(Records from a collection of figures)
====================

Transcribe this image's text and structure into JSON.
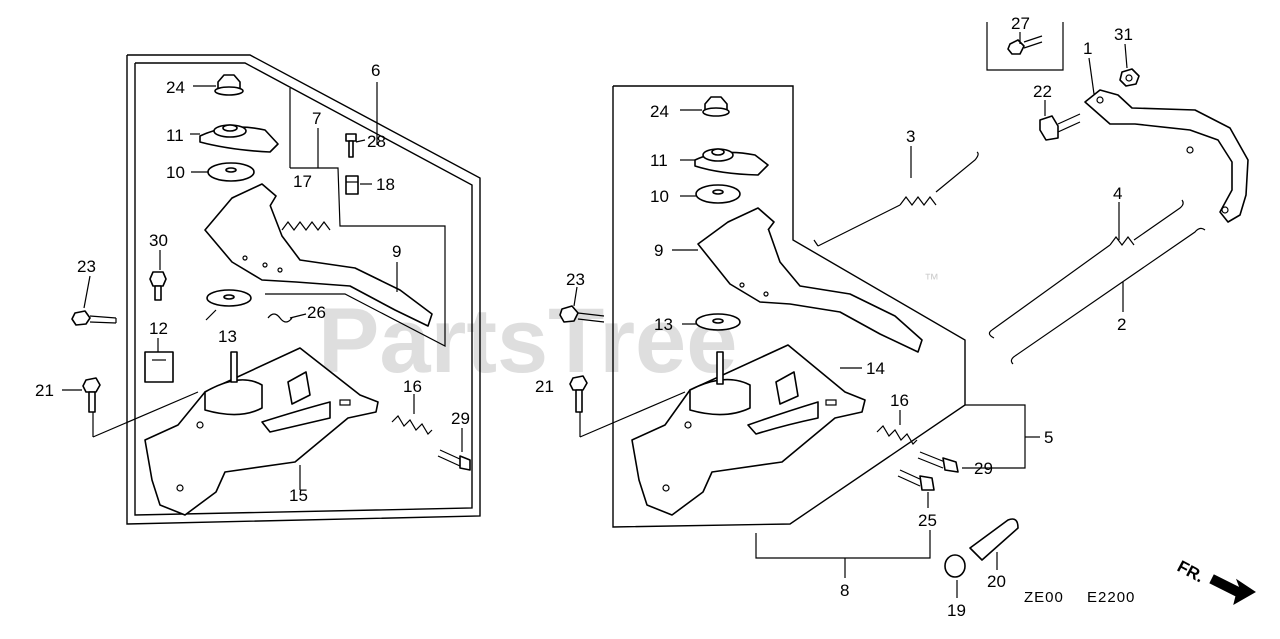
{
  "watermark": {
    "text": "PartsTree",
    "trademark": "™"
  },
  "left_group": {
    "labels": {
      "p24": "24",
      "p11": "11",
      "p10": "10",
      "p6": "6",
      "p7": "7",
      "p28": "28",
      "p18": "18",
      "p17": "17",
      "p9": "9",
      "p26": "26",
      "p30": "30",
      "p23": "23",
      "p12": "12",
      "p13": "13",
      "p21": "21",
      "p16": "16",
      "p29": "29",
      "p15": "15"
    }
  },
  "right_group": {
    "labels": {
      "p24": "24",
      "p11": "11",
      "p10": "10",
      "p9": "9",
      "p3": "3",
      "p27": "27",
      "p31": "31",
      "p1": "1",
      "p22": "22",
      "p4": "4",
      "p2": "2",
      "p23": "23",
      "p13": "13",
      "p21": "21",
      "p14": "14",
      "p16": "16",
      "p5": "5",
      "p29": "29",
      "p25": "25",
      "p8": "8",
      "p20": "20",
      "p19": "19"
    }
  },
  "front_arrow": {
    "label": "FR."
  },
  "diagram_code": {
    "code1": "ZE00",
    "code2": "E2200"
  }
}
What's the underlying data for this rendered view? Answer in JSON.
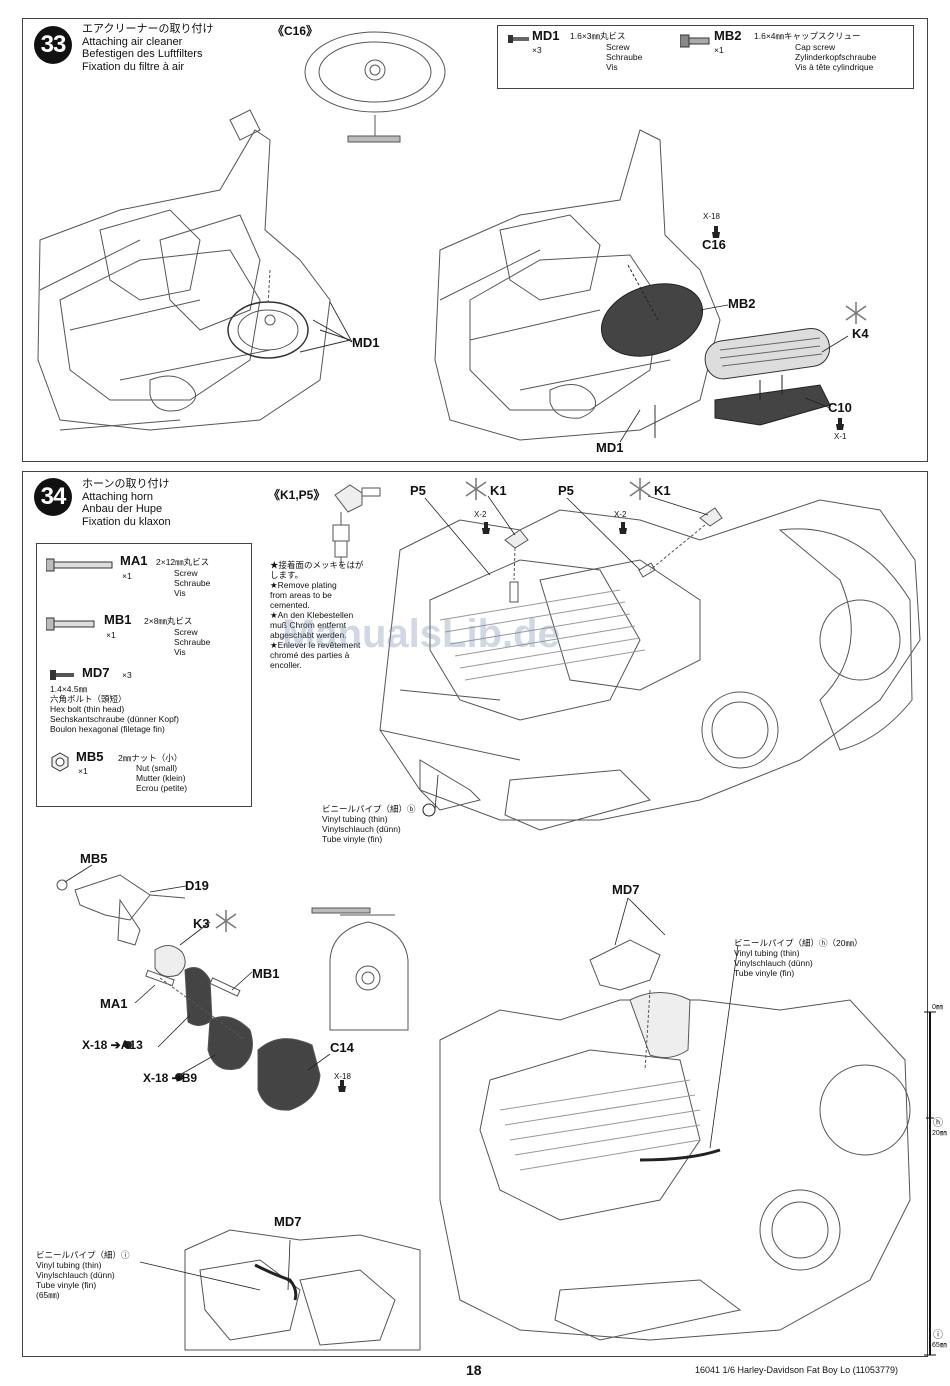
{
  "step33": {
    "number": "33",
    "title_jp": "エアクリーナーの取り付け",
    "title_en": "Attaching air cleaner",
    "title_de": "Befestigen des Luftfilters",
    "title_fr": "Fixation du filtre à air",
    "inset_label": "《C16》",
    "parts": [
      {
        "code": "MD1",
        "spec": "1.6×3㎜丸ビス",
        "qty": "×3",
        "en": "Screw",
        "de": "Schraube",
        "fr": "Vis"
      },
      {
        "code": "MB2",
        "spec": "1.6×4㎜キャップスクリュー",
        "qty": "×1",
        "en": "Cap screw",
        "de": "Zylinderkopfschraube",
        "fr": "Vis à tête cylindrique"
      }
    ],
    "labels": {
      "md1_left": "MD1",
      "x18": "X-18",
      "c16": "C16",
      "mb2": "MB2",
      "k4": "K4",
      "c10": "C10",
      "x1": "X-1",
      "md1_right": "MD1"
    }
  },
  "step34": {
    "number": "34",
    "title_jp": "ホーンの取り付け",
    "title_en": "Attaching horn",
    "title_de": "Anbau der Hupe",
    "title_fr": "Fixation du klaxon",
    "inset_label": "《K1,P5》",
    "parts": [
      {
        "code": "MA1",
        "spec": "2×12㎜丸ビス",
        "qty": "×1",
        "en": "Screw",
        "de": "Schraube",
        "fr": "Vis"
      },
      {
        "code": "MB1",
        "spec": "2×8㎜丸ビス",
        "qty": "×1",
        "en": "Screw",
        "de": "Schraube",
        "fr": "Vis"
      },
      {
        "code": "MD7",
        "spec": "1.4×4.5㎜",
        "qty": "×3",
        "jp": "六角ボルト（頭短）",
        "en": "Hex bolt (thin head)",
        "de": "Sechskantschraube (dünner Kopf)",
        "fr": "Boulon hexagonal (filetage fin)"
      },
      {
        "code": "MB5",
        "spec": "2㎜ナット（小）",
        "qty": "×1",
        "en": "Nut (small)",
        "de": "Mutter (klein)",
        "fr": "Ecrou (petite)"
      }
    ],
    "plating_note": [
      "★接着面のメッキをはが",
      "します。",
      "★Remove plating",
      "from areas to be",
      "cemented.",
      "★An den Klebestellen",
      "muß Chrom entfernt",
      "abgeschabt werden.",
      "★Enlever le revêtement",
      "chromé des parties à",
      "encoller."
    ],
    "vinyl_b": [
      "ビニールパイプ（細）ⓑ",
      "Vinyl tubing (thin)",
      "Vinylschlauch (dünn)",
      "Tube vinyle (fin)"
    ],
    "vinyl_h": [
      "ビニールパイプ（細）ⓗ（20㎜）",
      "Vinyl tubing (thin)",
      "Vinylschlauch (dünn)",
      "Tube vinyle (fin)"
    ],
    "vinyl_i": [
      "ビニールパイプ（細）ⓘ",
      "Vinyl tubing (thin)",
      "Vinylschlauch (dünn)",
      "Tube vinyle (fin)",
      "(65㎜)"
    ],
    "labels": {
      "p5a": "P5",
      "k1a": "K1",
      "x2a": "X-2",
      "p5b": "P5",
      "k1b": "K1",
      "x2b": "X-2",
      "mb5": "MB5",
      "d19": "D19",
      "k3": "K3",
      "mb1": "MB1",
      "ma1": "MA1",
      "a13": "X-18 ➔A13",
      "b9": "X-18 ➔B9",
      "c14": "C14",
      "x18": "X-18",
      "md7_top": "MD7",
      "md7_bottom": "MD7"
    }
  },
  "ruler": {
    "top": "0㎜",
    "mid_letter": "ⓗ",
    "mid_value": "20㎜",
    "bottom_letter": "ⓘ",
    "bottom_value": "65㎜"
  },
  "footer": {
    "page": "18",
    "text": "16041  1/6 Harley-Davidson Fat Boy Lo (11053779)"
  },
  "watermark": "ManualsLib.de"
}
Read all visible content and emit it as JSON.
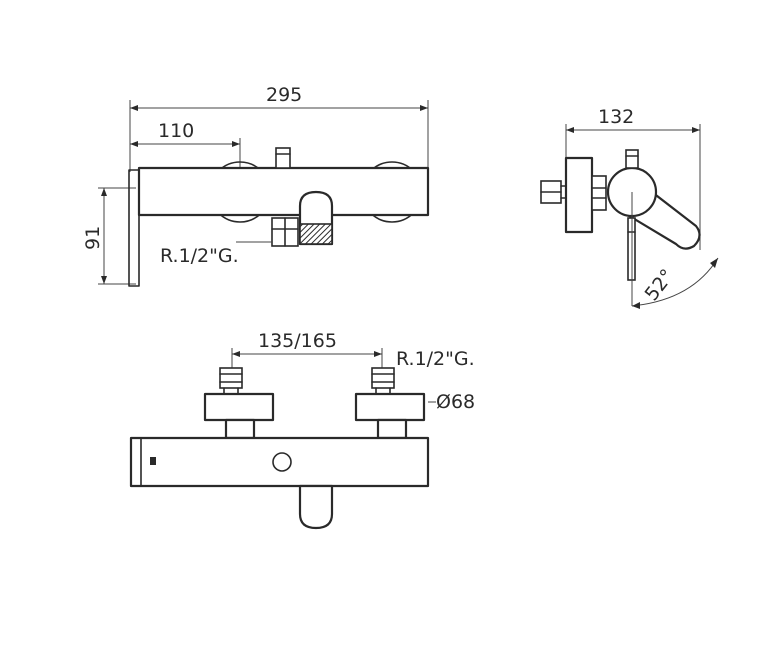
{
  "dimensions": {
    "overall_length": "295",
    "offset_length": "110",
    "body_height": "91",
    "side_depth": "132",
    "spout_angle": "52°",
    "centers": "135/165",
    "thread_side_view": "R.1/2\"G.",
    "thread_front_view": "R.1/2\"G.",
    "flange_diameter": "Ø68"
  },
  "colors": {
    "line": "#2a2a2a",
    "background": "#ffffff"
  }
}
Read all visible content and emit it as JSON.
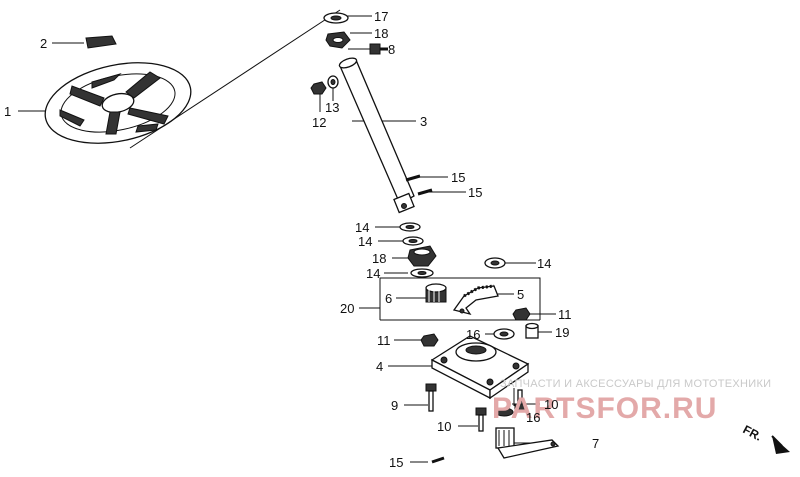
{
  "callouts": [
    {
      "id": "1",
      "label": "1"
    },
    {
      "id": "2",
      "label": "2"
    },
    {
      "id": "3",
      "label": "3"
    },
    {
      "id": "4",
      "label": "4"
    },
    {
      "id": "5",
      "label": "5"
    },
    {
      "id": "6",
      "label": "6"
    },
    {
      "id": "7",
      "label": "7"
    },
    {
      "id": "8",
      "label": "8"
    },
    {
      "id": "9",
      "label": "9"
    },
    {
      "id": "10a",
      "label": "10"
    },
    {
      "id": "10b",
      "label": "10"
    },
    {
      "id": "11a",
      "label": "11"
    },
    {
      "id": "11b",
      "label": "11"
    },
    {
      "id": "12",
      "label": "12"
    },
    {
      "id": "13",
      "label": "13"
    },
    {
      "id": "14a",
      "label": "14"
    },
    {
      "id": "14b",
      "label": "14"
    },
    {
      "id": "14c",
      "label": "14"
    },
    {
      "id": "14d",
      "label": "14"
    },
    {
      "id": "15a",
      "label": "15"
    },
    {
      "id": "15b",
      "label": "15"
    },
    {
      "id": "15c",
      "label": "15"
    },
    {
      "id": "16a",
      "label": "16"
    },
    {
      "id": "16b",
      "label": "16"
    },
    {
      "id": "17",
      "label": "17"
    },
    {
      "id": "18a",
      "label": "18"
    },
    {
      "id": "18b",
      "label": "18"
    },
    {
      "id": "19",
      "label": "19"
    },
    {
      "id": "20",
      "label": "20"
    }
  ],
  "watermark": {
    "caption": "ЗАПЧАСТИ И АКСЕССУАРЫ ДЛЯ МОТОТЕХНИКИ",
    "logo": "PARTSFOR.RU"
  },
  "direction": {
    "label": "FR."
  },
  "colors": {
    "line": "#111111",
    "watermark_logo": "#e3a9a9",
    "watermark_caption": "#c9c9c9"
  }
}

====================

- [Task objective]: Except for the pictures, print the data above exactly.

- [Exercise solution]:
Transcribe this image's text and structure into JSON.
{
  "watermark": {
    "text": "PartsTree",
    "trademark": "™"
  },
  "left_group": {
    "labels": {
      "p24": "24",
      "p11": "11",
      "p10": "10",
      "p6": "6",
      "p7": "7",
      "p28": "28",
      "p18": "18",
      "p17": "17",
      "p9": "9",
      "p26": "26",
      "p30": "30",
      "p23": "23",
      "p12": "12",
      "p13": "13",
      "p21": "21",
      "p16": "16",
      "p29": "29",
      "p15": "15"
    }
  },
  "right_group": {
    "labels": {
      "p24": "24",
      "p11": "11",
      "p10": "10",
      "p9": "9",
      "p3": "3",
      "p27": "27",
      "p31": "31",
      "p1": "1",
      "p22": "22",
      "p4": "4",
      "p2": "2",
      "p23": "23",
      "p13": "13",
      "p21": "21",
      "p14": "14",
      "p16": "16",
      "p5": "5",
      "p29": "29",
      "p25": "25",
      "p8": "8",
      "p20": "20",
      "p19": "19"
    }
  },
  "front_arrow": {
    "label": "FR."
  },
  "diagram_code": {
    "code1": "ZE00",
    "code2": "E2200"
  }
}
What's the underlying data for this rendered view? Answer in JSON.
{
  "step33": {
    "number": "33",
    "title_jp": "エアクリーナーの取り付け",
    "title_en": "Attaching air cleaner",
    "title_de": "Befestigen des Luftfilters",
    "title_fr": "Fixation du filtre à air",
    "inset_label": "《C16》",
    "parts": [
      {
        "code": "MD1",
        "spec": "1.6×3㎜丸ビス",
        "qty": "×3",
        "en": "Screw",
        "de": "Schraube",
        "fr": "Vis"
      },
      {
        "code": "MB2",
        "spec": "1.6×4㎜キャップスクリュー",
        "qty": "×1",
        "en": "Cap screw",
        "de": "Zylinderkopfschraube",
        "fr": "Vis à tête cylindrique"
      }
    ],
    "labels": {
      "md1_left": "MD1",
      "x18": "X-18",
      "c16": "C16",
      "mb2": "MB2",
      "k4": "K4",
      "c10": "C10",
      "x1": "X-1",
      "md1_right": "MD1"
    }
  },
  "step34": {
    "number": "34",
    "title_jp": "ホーンの取り付け",
    "title_en": "Attaching horn",
    "title_de": "Anbau der Hupe",
    "title_fr": "Fixation du klaxon",
    "inset_label": "《K1,P5》",
    "parts": [
      {
        "code": "MA1",
        "spec": "2×12㎜丸ビス",
        "qty": "×1",
        "en": "Screw",
        "de": "Schraube",
        "fr": "Vis"
      },
      {
        "code": "MB1",
        "spec": "2×8㎜丸ビス",
        "qty": "×1",
        "en": "Screw",
        "de": "Schraube",
        "fr": "Vis"
      },
      {
        "code": "MD7",
        "spec": "1.4×4.5㎜",
        "qty": "×3",
        "jp": "六角ボルト（頭短）",
        "en": "Hex bolt (thin head)",
        "de": "Sechskantschraube (dünner Kopf)",
        "fr": "Boulon hexagonal (filetage fin)"
      },
      {
        "code": "MB5",
        "spec": "2㎜ナット（小）",
        "qty": "×1",
        "en": "Nut (small)",
        "de": "Mutter (klein)",
        "fr": "Ecrou (petite)"
      }
    ],
    "plating_note": [
      "★接着面のメッキをはが",
      "します。",
      "★Remove plating",
      "from areas to be",
      "cemented.",
      "★An den Klebestellen",
      "muß Chrom entfernt",
      "abgeschabt werden.",
      "★Enlever le revêtement",
      "chromé des parties à",
      "encoller."
    ],
    "vinyl_b": [
      "ビニールパイプ（細）ⓑ",
      "Vinyl tubing (thin)",
      "Vinylschlauch (dünn)",
      "Tube vinyle (fin)"
    ],
    "vinyl_h": [
      "ビニールパイプ（細）ⓗ（20㎜）",
      "Vinyl tubing (thin)",
      "Vinylschlauch (dünn)",
      "Tube vinyle (fin)"
    ],
    "vinyl_i": [
      "ビニールパイプ（細）ⓘ",
      "Vinyl tubing (thin)",
      "Vinylschlauch (dünn)",
      "Tube vinyle (fin)",
      "(65㎜)"
    ],
    "labels": {
      "p5a": "P5",
      "k1a": "K1",
      "x2a": "X-2",
      "p5b": "P5",
      "k1b": "K1",
      "x2b": "X-2",
      "mb5": "MB5",
      "d19": "D19",
      "k3": "K3",
      "mb1": "MB1",
      "ma1": "MA1",
      "a13": "X-18 ➔A13",
      "b9": "X-18 ➔B9",
      "c14": "C14",
      "x18": "X-18",
      "md7_top": "MD7",
      "md7_bottom": "MD7"
    }
  },
  "ruler": {
    "top": "0㎜",
    "mid_letter": "ⓗ",
    "mid_value": "20㎜",
    "bottom_letter": "ⓘ",
    "bottom_value": "65㎜"
  },
  "footer": {
    "page": "18",
    "text": "16041  1/6 Harley-Davidson Fat Boy Lo (11053779)"
  },
  "watermark": "ManualsLib.de"
}
Read all visible content and emit it as JSON.
{
  "dimensions": {
    "overall_length": "295",
    "offset_length": "110",
    "body_height": "91",
    "side_depth": "132",
    "spout_angle": "52°",
    "centers": "135/165",
    "thread_side_view": "R.1/2\"G.",
    "thread_front_view": "R.1/2\"G.",
    "flange_diameter": "Ø68"
  },
  "colors": {
    "line": "#2a2a2a",
    "background": "#ffffff"
  }
}
Read all visible content and emit it as JSON.
{
  "callouts": [
    {
      "id": "1",
      "label": "1"
    },
    {
      "id": "2",
      "label": "2"
    },
    {
      "id": "3",
      "label": "3"
    },
    {
      "id": "4",
      "label": "4"
    },
    {
      "id": "5",
      "label": "5"
    },
    {
      "id": "6",
      "label": "6"
    },
    {
      "id": "7",
      "label": "7"
    },
    {
      "id": "8",
      "label": "8"
    },
    {
      "id": "9",
      "label": "9"
    },
    {
      "id": "10a",
      "label": "10"
    },
    {
      "id": "10b",
      "label": "10"
    },
    {
      "id": "11a",
      "label": "11"
    },
    {
      "id": "11b",
      "label": "11"
    },
    {
      "id": "12",
      "label": "12"
    },
    {
      "id": "13",
      "label": "13"
    },
    {
      "id": "14a",
      "label": "14"
    },
    {
      "id": "14b",
      "label": "14"
    },
    {
      "id": "14c",
      "label": "14"
    },
    {
      "id": "14d",
      "label": "14"
    },
    {
      "id": "15a",
      "label": "15"
    },
    {
      "id": "15b",
      "label": "15"
    },
    {
      "id": "15c",
      "label": "15"
    },
    {
      "id": "16a",
      "label": "16"
    },
    {
      "id": "16b",
      "label": "16"
    },
    {
      "id": "17",
      "label": "17"
    },
    {
      "id": "18a",
      "label": "18"
    },
    {
      "id": "18b",
      "label": "18"
    },
    {
      "id": "19",
      "label": "19"
    },
    {
      "id": "20",
      "label": "20"
    }
  ],
  "watermark": {
    "caption": "ЗАПЧАСТИ И АКСЕССУАРЫ ДЛЯ МОТОТЕХНИКИ",
    "logo": "PARTSFOR.RU"
  },
  "direction": {
    "label": "FR."
  },
  "colors": {
    "line": "#111111",
    "watermark_logo": "#e3a9a9",
    "watermark_caption": "#c9c9c9"
  }
}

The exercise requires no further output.